§ **INSTRUÇÕES DO EXERCÍCIO**: Segundo o texto sobre as multas do Ibama no Pará, com que finalidade a área de cerca de 2 mil hectares foi desmatada?

§ **TRECHO DO TEXTO**:
_ _ _
O Instituto Brasileiro do Meio Ambiente e dos Recursos Naturais Renováveis (Ibama) multou e embargou cinco fazendas nos municípios de Paragominas e Ulianópolis, no sudeste do Pará, por danificar vegetação nativa e por estar com irregularidade na licença ambiental. A equipe de fiscalização, que passou oito dias em operação no local, identificou, além da derrubada e queima das árvores, fornos de produção de carvão vegetal, os quais utilizavam a lenha extraída das próprias áreas.

“Os dois municípios saíram da lista dos principais desmatadores do Estado. Esses novos desmatamentos podem representar um retrocesso nas conquistas realizadas, além dos prejuízos que ambos podem ter, como, por exemplo, o fechamento de portas para o crédito bancário, além de operações severas de combate ao desmatamento”, disse o superintendente do Ibama no Pará, Hugo Américo Schaedler.

Desmatamento

No total, aproximadamente 2 mil hectares foram desmatados e o material lenhoso resultante foi queimado, com o intuito de limpar a área para a plantação de soja. Os proprietários alegaram limpeza da área. Eles foram multados em um valor que a soma chega a R$ 10 milhões.

De acordo com o Ibama, a alegação dos fazendeiros foi baseada na a Instrução Normativa nº 02/2014, de 26 de fevereiro de 2014, da Secretaria de Meio Ambiente do Pará, que define critérios e procedimentos para a realização de limpeza de área e para a obtenção de autorização de desmatamento. Contudo, o que o Ibama observou foi que os proprietários estavam burlando a Instrução Normativa.

“Há uma certa confusão na legislação para o caso, que permite o uso equivocado, impactando negativamente no desmatamento do Estado. Já iniciamos tratativas com a Secretaria Estadual para que sejam revistos os procedimentos”, disse, o superintendente do Ibama no Pará, Hugo Américo.
_ _ _
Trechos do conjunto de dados
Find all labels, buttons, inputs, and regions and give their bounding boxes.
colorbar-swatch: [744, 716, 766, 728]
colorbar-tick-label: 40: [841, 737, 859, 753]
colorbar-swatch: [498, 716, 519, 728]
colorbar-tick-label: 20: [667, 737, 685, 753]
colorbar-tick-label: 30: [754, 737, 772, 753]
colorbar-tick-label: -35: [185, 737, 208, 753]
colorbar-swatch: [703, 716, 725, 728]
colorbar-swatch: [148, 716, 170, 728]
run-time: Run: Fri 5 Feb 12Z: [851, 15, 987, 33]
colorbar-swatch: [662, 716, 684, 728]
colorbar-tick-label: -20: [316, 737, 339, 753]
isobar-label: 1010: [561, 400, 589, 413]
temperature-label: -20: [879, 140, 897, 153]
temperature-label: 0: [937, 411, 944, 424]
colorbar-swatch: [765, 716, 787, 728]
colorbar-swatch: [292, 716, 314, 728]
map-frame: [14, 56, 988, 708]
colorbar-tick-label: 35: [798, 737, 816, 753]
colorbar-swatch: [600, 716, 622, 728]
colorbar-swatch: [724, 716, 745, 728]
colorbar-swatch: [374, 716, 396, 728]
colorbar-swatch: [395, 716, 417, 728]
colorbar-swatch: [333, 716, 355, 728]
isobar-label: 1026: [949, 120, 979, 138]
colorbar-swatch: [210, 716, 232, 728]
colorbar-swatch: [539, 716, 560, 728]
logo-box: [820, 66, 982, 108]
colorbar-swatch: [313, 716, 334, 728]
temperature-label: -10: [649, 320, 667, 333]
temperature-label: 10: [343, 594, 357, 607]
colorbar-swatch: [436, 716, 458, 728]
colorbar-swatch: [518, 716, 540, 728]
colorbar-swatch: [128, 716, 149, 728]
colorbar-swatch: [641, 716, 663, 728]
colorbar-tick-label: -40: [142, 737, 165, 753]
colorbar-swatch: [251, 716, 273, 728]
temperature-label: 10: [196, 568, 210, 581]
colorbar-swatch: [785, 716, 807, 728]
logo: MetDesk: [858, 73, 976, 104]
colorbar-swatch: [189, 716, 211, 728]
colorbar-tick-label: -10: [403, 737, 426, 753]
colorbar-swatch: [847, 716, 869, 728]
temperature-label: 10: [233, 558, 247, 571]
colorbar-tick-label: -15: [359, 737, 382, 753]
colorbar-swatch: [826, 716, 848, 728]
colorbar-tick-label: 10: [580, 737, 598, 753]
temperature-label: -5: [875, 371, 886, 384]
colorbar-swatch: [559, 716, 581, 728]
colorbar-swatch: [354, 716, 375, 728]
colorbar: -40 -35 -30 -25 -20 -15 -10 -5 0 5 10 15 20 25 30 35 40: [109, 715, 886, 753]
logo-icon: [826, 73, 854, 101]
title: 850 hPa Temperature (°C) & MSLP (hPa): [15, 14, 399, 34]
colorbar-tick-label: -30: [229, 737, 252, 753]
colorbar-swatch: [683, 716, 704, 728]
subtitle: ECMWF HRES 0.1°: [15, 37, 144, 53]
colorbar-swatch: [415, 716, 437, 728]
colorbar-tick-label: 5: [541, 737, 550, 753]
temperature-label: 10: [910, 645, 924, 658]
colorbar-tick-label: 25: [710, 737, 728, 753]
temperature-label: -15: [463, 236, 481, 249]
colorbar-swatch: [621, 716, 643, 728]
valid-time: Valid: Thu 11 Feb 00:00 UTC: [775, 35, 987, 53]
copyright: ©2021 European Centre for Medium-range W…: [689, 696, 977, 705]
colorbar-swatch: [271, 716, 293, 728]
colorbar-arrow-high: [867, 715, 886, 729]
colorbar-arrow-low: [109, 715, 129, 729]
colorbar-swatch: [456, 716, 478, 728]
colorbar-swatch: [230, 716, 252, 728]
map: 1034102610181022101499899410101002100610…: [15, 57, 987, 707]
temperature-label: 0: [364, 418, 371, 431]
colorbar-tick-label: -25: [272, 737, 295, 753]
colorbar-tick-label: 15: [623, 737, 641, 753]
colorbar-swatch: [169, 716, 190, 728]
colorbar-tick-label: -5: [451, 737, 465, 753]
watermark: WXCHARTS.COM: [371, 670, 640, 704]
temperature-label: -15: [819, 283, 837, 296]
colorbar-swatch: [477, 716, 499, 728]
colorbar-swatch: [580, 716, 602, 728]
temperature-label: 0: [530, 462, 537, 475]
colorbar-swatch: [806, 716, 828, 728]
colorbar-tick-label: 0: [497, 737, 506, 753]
_ _ _
§ **EXERCÍCIO RESOLVIDO**: Para limpar a área para a plantação de soja.